== GIVEN PASSAGE ==
+---+

And this leads us to the first two laws of Noach:
(1) The prohibition of idolatry.
(2) The prohibition to blaspheme against the Creator.
The main objective of these two mitzvot can be summarized in the following theme: "First of all, accept the authority of My Kingdom – then, afterwards, you can perform My decrees." Before we begin to study the details of actions that we must do, we must make a decision – to accept the authority of the King of the Universe, He who created it. This cannot be done while we continue to serve a foreign god or do not show proper respect for God (and blaspheme Him).
Note: Our prayer is a direct expression of our link to God. This is the positive aspect of these first two mitzvot. What is the proper form of prayer? This will be discussed in a later message.
(3) The prohibition of murder.
There is no need to waste words on the importance of this commandment. The Creator gave every person the gift of life, and we should never dare to take this gift away from anybody, just as we cannot give life to anybody else. This was the sin of Cain, and from his time on, humanity has been crying out for the possibility that every man and woman will allow all the others to live, even though they don't think alike...
(4) Illicit sex.
This law is quite complex, with many ramifications, and we will not discuss it in detail here.
Let us just say that when we burst forth from the womb of the pregnant mother, we received air to breathe and usually also food so that we could live in this world. The main thing we must do in return is grant life in the same way to future generations. Any sexual fashions that do not provide a healthy and complete format for life within human society will lead to unnecessary destruction, and there should be no room for them in our world!
The best policy is to get married in an organized way, establish a family, and try to provide a better world for future generations!
(5) The prohibition to rob or steal from another person.
This law, like the previous ones, is easy to understand. Everyone labors to improve their lives, and it is entirely unreasonable to overturn the public order by taking away somebody else's livelihood. If this becomes a standard action, how will society continue to exist?
(6) Prohibition to eat a limb taken from an animal while it is still alive.

+---+

(Records drawn from a collection)
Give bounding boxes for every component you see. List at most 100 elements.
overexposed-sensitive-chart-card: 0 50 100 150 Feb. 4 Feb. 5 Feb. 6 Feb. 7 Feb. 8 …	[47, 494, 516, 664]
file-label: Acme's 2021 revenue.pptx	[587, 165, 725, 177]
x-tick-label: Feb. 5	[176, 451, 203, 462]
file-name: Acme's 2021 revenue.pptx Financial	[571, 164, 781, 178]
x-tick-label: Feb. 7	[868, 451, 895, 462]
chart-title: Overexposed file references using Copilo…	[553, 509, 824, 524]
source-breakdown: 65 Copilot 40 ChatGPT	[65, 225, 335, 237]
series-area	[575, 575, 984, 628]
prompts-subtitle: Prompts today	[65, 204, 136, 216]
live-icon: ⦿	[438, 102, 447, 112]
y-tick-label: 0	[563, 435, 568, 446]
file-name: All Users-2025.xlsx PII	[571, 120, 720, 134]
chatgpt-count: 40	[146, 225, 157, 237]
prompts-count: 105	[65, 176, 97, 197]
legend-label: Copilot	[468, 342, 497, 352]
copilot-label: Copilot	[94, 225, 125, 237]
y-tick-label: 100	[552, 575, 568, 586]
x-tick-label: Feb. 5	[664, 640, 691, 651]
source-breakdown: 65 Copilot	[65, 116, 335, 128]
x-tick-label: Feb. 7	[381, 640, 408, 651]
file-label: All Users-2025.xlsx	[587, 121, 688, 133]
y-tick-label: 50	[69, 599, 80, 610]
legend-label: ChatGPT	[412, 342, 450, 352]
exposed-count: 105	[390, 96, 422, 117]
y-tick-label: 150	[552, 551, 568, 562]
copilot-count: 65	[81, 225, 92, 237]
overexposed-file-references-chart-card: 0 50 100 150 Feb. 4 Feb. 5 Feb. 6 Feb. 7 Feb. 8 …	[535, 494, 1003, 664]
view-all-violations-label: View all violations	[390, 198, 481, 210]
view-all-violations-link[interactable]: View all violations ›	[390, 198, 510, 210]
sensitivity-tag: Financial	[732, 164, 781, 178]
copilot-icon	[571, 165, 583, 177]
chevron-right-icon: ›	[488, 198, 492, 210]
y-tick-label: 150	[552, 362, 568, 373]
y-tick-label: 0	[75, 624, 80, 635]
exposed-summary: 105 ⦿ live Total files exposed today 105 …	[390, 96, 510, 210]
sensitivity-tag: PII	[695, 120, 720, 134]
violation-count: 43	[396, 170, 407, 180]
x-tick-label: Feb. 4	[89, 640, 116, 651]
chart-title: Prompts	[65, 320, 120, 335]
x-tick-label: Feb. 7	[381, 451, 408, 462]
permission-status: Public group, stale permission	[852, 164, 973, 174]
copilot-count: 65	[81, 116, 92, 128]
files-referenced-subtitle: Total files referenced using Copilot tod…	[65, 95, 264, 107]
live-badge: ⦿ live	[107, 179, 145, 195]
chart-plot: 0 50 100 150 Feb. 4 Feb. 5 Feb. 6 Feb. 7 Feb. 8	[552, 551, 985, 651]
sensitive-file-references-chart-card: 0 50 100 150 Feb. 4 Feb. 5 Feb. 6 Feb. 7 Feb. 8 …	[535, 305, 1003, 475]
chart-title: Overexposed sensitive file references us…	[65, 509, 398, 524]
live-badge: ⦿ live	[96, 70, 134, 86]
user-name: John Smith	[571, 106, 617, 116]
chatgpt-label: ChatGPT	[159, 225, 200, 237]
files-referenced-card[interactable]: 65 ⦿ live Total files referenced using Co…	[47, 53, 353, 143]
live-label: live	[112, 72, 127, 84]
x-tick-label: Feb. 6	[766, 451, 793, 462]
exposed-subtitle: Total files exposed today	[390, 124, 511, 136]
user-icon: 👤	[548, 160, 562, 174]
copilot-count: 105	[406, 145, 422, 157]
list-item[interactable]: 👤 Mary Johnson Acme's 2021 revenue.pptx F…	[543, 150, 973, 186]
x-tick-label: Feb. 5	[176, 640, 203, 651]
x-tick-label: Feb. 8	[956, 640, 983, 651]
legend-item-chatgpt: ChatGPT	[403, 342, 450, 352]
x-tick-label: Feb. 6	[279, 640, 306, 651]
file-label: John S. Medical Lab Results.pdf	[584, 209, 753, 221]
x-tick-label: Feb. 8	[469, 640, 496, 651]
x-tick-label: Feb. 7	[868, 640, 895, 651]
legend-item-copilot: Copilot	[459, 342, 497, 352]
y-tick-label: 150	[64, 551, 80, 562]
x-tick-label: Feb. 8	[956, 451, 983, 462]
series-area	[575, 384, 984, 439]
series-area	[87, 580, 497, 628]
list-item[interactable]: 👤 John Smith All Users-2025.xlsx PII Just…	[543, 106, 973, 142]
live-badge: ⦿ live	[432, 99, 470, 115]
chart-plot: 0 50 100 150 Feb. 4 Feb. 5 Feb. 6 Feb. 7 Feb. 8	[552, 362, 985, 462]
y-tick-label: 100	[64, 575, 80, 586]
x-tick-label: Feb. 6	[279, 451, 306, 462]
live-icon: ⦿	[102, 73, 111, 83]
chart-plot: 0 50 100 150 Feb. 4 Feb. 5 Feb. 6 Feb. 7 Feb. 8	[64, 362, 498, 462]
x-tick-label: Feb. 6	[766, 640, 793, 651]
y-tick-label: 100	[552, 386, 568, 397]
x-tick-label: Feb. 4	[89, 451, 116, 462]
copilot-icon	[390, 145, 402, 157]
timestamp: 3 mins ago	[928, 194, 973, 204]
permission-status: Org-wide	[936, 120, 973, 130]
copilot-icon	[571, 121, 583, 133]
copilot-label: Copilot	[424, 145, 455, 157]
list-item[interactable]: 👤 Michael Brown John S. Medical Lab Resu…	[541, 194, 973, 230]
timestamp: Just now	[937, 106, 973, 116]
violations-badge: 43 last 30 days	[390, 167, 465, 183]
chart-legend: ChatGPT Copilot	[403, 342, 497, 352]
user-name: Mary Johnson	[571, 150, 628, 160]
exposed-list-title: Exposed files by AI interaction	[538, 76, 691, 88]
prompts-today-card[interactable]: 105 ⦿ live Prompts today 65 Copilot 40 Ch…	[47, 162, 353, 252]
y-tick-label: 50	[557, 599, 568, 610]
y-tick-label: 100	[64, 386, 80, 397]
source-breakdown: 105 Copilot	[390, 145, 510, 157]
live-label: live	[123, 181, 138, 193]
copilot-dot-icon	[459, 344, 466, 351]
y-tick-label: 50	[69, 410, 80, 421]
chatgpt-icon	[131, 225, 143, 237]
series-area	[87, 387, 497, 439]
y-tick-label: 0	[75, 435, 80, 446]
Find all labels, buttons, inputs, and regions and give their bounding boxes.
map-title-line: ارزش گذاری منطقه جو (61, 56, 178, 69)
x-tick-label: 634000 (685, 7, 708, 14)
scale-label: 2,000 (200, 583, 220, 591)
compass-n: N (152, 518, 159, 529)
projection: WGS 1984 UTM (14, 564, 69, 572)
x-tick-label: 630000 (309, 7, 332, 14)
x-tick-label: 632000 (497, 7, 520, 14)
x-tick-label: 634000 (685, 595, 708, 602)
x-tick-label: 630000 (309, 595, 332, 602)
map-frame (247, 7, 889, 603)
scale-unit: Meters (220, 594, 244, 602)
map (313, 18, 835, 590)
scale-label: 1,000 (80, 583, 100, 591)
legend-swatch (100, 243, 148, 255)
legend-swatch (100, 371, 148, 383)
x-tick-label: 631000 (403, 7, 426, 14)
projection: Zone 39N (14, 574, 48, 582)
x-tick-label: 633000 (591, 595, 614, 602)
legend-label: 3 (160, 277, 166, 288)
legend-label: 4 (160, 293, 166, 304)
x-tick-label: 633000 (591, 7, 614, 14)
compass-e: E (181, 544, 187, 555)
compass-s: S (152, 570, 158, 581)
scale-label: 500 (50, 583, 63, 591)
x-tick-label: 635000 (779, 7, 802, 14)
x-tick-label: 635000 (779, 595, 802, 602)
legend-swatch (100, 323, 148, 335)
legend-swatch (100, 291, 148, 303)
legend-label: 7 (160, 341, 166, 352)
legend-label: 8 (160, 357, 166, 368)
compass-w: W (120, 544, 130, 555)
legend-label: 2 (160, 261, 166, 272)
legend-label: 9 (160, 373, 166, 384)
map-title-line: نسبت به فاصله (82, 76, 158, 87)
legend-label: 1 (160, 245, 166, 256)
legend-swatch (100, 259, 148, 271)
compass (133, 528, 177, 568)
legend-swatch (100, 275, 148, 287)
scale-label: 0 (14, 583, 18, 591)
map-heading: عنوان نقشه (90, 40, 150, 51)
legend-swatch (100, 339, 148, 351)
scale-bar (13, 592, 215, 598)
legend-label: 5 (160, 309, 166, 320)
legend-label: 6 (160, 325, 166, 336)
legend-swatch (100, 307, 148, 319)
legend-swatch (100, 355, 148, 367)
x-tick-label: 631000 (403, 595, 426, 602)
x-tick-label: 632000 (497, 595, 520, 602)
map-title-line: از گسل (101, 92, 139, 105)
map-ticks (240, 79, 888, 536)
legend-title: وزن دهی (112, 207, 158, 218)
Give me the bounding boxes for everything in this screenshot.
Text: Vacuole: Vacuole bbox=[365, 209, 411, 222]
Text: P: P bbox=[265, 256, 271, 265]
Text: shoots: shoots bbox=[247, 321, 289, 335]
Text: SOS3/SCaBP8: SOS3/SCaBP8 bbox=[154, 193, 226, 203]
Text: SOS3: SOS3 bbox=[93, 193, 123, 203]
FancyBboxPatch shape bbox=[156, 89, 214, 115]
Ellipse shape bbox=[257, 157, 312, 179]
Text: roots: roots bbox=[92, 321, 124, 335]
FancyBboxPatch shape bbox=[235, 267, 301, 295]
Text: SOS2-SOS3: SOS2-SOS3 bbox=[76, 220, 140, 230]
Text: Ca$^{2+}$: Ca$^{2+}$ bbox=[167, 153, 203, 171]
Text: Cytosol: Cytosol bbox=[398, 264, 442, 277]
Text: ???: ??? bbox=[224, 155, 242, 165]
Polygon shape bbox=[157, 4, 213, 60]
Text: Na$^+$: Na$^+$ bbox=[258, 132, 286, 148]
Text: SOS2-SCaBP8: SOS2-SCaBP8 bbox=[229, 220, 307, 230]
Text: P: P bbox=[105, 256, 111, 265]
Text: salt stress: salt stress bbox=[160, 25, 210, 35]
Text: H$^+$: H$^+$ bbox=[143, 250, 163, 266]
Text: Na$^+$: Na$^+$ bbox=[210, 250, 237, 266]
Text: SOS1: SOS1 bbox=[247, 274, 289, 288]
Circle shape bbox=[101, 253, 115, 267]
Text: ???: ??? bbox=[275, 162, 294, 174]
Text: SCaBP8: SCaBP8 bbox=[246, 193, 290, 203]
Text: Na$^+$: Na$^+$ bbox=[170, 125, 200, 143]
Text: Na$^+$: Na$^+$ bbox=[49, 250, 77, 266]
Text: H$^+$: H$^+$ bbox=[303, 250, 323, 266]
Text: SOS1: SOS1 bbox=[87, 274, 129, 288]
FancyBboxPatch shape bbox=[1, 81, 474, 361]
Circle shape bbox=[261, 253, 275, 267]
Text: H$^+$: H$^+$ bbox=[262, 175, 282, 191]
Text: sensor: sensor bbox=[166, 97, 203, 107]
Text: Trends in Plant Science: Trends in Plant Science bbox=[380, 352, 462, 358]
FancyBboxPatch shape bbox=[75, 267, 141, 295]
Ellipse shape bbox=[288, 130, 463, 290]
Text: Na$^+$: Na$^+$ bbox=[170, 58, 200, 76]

+---+

== ACTIVITY 1 ==
Reproduce word for word everything in the passage on the laws of Noach from "Note: Our prayer" down to "(4) Illicit sex.".
== ACTIVITY 2 ==
Carry on the passage on the laws of Noach, picking up after its last line.
This material stands apart from the passage on the laws of Noach.

== WRITTEN REPLY 1 ==
Note: Our prayer is a direct expression of our link to God. This is the positive aspect of these first two mitzvot. What is the proper form of prayer? This will be discussed in a later message.
(3) The prohibition of murder.
There is no need to waste words on the importance of this commandment. The Creator gave every person the gift of life, and we should never dare to take this gift away from anybody, just as we cannot give life to anybody else. This was the sin of Cain, and from his time on, humanity has been crying out for the possibility that every man and woman will allow all the others to live, even though they don't think alike...
(4) Illicit sex.

== WRITTEN REPLY 2 ==
This law has several essential elements, but we will only touch on them in this summary.
First, we must address a question in principle: Why are we permitted to eat meat in the first place? If we have been allowed to eat the flesh of an animal, we must at the very least be moderate and not live cruelly (such as cutting off the leg of an animal and eating it in full view of the animal while it suffers from pain)...
From this law, we can understand how we should relate to other elements of creation. We must remember that the Creator made not only man (or, as some people seem to think, only the nation of Israel...). This can lead us to thoughts about the link between humankind and his environment, not only contact with other people.
(7) The obligation is to establish courts to make judgments between people.
The need for this is certainly evident. Without a system of courts, whoever is strongest will force himself on the others. This mitzvah is an obligation not for the individual but for society. It is nevertheless one of the essential commands, as was already recognized by Thomas Hobbes in his book, "Leviathan," more than 400 years ago.
Does this bring us to the end of the obligations of the Bnei Noach? Not!
Questions that will be addressed in later, more detailed lessons:
* What practical steps are necessary to become a Ben Noach?
* What else must you learn?
* Can a person be a Ben Noach and remain a Christian?
* What is the next step in this process?
Shalom, and greetings from the Land of Israel.